(Element and region listings)

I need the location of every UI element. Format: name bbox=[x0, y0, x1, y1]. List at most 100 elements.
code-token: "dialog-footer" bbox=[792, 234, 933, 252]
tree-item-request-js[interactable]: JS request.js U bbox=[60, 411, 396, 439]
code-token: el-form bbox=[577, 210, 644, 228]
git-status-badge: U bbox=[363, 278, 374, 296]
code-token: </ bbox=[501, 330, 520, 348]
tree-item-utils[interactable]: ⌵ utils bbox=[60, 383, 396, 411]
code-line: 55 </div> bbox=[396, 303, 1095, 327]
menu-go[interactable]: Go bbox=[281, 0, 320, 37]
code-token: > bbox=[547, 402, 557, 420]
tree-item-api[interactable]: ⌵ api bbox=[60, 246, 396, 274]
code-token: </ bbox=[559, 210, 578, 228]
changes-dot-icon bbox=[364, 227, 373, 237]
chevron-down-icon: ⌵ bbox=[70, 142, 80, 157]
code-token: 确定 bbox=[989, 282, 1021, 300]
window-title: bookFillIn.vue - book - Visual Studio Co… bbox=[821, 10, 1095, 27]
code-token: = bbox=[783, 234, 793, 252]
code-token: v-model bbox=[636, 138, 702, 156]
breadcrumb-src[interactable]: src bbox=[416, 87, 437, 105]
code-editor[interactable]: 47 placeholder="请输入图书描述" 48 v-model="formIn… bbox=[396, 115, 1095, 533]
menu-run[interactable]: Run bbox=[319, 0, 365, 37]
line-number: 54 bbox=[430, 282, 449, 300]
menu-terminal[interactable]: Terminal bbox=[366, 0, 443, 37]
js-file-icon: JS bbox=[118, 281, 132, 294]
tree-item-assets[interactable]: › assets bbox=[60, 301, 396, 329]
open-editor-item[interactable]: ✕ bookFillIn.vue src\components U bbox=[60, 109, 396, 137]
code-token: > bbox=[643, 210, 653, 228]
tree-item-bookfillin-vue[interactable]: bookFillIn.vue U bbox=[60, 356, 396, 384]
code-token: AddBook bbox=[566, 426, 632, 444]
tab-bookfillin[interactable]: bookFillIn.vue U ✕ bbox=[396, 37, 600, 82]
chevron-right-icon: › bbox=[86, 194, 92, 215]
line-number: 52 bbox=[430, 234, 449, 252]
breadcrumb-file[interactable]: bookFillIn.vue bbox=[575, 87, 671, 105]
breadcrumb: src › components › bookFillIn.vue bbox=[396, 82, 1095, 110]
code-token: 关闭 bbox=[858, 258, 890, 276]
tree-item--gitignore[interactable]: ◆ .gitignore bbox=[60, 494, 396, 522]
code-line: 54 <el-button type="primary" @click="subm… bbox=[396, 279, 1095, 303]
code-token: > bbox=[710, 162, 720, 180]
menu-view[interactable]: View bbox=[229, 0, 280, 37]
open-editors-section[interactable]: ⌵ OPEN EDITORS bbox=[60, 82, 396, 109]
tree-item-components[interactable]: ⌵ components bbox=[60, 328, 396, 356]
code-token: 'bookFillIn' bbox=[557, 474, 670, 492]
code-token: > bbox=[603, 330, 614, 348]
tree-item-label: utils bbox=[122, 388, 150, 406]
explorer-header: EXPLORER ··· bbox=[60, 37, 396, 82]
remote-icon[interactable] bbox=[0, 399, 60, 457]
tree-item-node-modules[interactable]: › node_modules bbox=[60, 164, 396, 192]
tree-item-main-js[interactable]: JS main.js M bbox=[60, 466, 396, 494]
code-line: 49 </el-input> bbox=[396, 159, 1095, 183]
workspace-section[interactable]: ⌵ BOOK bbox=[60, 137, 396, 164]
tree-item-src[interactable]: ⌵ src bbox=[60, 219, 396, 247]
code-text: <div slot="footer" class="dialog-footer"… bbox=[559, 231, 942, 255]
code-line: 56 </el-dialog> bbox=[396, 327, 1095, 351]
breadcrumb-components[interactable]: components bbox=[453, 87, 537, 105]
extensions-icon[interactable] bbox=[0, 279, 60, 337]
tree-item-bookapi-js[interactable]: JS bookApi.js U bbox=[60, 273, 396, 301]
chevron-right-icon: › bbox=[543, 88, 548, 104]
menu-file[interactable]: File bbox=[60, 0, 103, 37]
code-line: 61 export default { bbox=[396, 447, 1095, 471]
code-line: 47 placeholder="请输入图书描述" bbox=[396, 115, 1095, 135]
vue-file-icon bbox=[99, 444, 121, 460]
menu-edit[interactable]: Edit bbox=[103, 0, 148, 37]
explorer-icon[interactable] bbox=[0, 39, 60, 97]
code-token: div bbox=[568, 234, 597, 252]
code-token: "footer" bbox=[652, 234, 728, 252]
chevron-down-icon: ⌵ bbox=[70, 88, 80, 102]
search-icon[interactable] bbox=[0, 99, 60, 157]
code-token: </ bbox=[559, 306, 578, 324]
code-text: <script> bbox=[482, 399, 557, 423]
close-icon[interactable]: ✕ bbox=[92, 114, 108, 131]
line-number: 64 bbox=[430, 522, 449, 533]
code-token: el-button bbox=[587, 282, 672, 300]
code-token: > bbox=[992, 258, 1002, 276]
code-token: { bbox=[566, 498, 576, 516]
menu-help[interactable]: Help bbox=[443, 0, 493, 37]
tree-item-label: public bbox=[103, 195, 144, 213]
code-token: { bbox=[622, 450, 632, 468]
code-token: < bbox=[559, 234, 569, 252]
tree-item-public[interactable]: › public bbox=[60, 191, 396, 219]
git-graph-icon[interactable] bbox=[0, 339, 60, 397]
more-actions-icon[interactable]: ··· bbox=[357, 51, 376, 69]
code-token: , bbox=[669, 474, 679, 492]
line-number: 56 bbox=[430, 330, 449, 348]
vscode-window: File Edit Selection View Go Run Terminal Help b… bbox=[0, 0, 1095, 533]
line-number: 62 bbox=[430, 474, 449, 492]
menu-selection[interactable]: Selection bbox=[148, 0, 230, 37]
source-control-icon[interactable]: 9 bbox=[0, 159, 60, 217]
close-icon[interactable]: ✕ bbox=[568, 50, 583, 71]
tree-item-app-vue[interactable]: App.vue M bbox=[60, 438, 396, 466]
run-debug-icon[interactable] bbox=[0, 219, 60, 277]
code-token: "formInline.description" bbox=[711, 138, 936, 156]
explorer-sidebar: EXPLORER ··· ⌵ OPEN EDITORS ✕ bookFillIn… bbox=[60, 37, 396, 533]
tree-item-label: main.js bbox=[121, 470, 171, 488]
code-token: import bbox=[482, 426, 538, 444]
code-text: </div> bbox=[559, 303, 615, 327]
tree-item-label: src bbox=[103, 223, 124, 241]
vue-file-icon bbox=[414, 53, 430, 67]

:: Objective ::
Retype the records above line for line, with no changes.

:: Output below ::
I need the location of every UI element. Format: name bbox=[x0, y0, x1, y1]. List at most 100 elements.
code-token: "dialog-footer" bbox=[792, 234, 933, 252]
tree-item-request-js[interactable]: JS request.js U bbox=[60, 411, 396, 439]
code-token: el-form bbox=[577, 210, 644, 228]
git-status-badge: U bbox=[363, 278, 374, 296]
code-token: </ bbox=[501, 330, 520, 348]
tree-item-utils[interactable]: ⌵ utils bbox=[60, 383, 396, 411]
code-line: 55 </div> bbox=[396, 303, 1095, 327]
menu-go[interactable]: Go bbox=[281, 0, 320, 37]
code-token: > bbox=[547, 402, 557, 420]
tree-item-api[interactable]: ⌵ api bbox=[60, 246, 396, 274]
code-token: </ bbox=[559, 210, 578, 228]
changes-dot-icon bbox=[364, 227, 373, 237]
chevron-down-icon: ⌵ bbox=[70, 142, 80, 157]
code-token: 确定 bbox=[989, 282, 1021, 300]
window-title: bookFillIn.vue - book - Visual Studio Co… bbox=[821, 10, 1095, 27]
code-token: = bbox=[783, 234, 793, 252]
code-token: v-model bbox=[636, 138, 702, 156]
breadcrumb-src[interactable]: src bbox=[416, 87, 437, 105]
code-editor[interactable]: 47 placeholder="请输入图书描述" 48 v-model="formIn… bbox=[396, 115, 1095, 533]
menu-run[interactable]: Run bbox=[319, 0, 365, 37]
line-number: 54 bbox=[430, 282, 449, 300]
menu-terminal[interactable]: Terminal bbox=[366, 0, 443, 37]
js-file-icon: JS bbox=[118, 281, 132, 294]
tree-item-assets[interactable]: › assets bbox=[60, 301, 396, 329]
open-editor-item[interactable]: ✕ bookFillIn.vue src\components U bbox=[60, 109, 396, 137]
code-token: > bbox=[643, 210, 653, 228]
tree-item-bookfillin-vue[interactable]: bookFillIn.vue U bbox=[60, 356, 396, 384]
code-token: AddBook bbox=[566, 426, 632, 444]
tab-bookfillin[interactable]: bookFillIn.vue U ✕ bbox=[396, 37, 600, 82]
chevron-right-icon: › bbox=[86, 194, 92, 215]
line-number: 52 bbox=[430, 234, 449, 252]
breadcrumb-file[interactable]: bookFillIn.vue bbox=[575, 87, 671, 105]
breadcrumb: src › components › bookFillIn.vue bbox=[396, 82, 1095, 110]
code-token: 关闭 bbox=[858, 258, 890, 276]
tree-item--gitignore[interactable]: ◆ .gitignore bbox=[60, 494, 396, 522]
code-line: 54 <el-button type="primary" @click="subm… bbox=[396, 279, 1095, 303]
code-token: > bbox=[710, 162, 720, 180]
menu-view[interactable]: View bbox=[229, 0, 280, 37]
open-editors-section[interactable]: ⌵ OPEN EDITORS bbox=[60, 82, 396, 109]
tree-item-components[interactable]: ⌵ components bbox=[60, 328, 396, 356]
code-token: 'bookFillIn' bbox=[557, 474, 670, 492]
code-token: > bbox=[603, 330, 614, 348]
tree-item-label: utils bbox=[122, 388, 150, 406]
explorer-header: EXPLORER ··· bbox=[60, 37, 396, 82]
remote-icon[interactable] bbox=[0, 399, 60, 457]
tree-item-node-modules[interactable]: › node_modules bbox=[60, 164, 396, 192]
tree-item-main-js[interactable]: JS main.js M bbox=[60, 466, 396, 494]
code-line: 49 </el-input> bbox=[396, 159, 1095, 183]
workspace-section[interactable]: ⌵ BOOK bbox=[60, 137, 396, 164]
tree-item-src[interactable]: ⌵ src bbox=[60, 219, 396, 247]
code-text: <div slot="footer" class="dialog-footer"… bbox=[559, 231, 942, 255]
code-line: 56 </el-dialog> bbox=[396, 327, 1095, 351]
breadcrumb-components[interactable]: components bbox=[453, 87, 537, 105]
extensions-icon[interactable] bbox=[0, 279, 60, 337]
tree-item-bookapi-js[interactable]: JS bookApi.js U bbox=[60, 273, 396, 301]
chevron-right-icon: › bbox=[543, 88, 548, 104]
menu-file[interactable]: File bbox=[60, 0, 103, 37]
code-line: 61 export default { bbox=[396, 447, 1095, 471]
code-line: 47 placeholder="请输入图书描述" bbox=[396, 115, 1095, 135]
vue-file-icon bbox=[99, 444, 121, 460]
menu-edit[interactable]: Edit bbox=[103, 0, 148, 37]
explorer-icon[interactable] bbox=[0, 39, 60, 97]
code-token: div bbox=[568, 234, 597, 252]
code-token: "footer" bbox=[652, 234, 728, 252]
chevron-down-icon: ⌵ bbox=[70, 88, 80, 102]
search-icon[interactable] bbox=[0, 99, 60, 157]
code-token: </ bbox=[559, 306, 578, 324]
code-text: <script> bbox=[482, 399, 557, 423]
close-icon[interactable]: ✕ bbox=[92, 114, 108, 131]
line-number: 64 bbox=[430, 522, 449, 533]
code-token: el-button bbox=[587, 282, 672, 300]
code-token: > bbox=[992, 258, 1002, 276]
code-token: { bbox=[566, 498, 576, 516]
menu-help[interactable]: Help bbox=[443, 0, 493, 37]
tree-item-label: public bbox=[103, 195, 144, 213]
code-token: { bbox=[622, 450, 632, 468]
code-token: < bbox=[559, 234, 569, 252]
tree-item-public[interactable]: › public bbox=[60, 191, 396, 219]
git-graph-icon[interactable] bbox=[0, 339, 60, 397]
more-actions-icon[interactable]: ··· bbox=[357, 51, 376, 69]
code-token: , bbox=[669, 474, 679, 492]
line-number: 56 bbox=[430, 330, 449, 348]
vscode-window: File Edit Selection View Go Run Terminal Help b… bbox=[0, 0, 1095, 533]
line-number: 62 bbox=[430, 474, 449, 492]
menu-selection[interactable]: Selection bbox=[148, 0, 230, 37]
source-control-icon[interactable]: 9 bbox=[0, 159, 60, 217]
close-icon[interactable]: ✕ bbox=[568, 50, 583, 71]
tree-item-app-vue[interactable]: App.vue M bbox=[60, 438, 396, 466]
run-debug-icon[interactable] bbox=[0, 219, 60, 277]
code-token: "formInline.description" bbox=[711, 138, 936, 156]
explorer-sidebar: EXPLORER ··· ⌵ OPEN EDITORS ✕ bookFillIn… bbox=[60, 37, 396, 533]
tree-item-label: main.js bbox=[121, 470, 171, 488]
code-token: import bbox=[482, 426, 538, 444]
code-text: </div> bbox=[559, 303, 615, 327]
tree-item-label: src bbox=[103, 223, 124, 241]
vue-file-icon bbox=[414, 53, 430, 67]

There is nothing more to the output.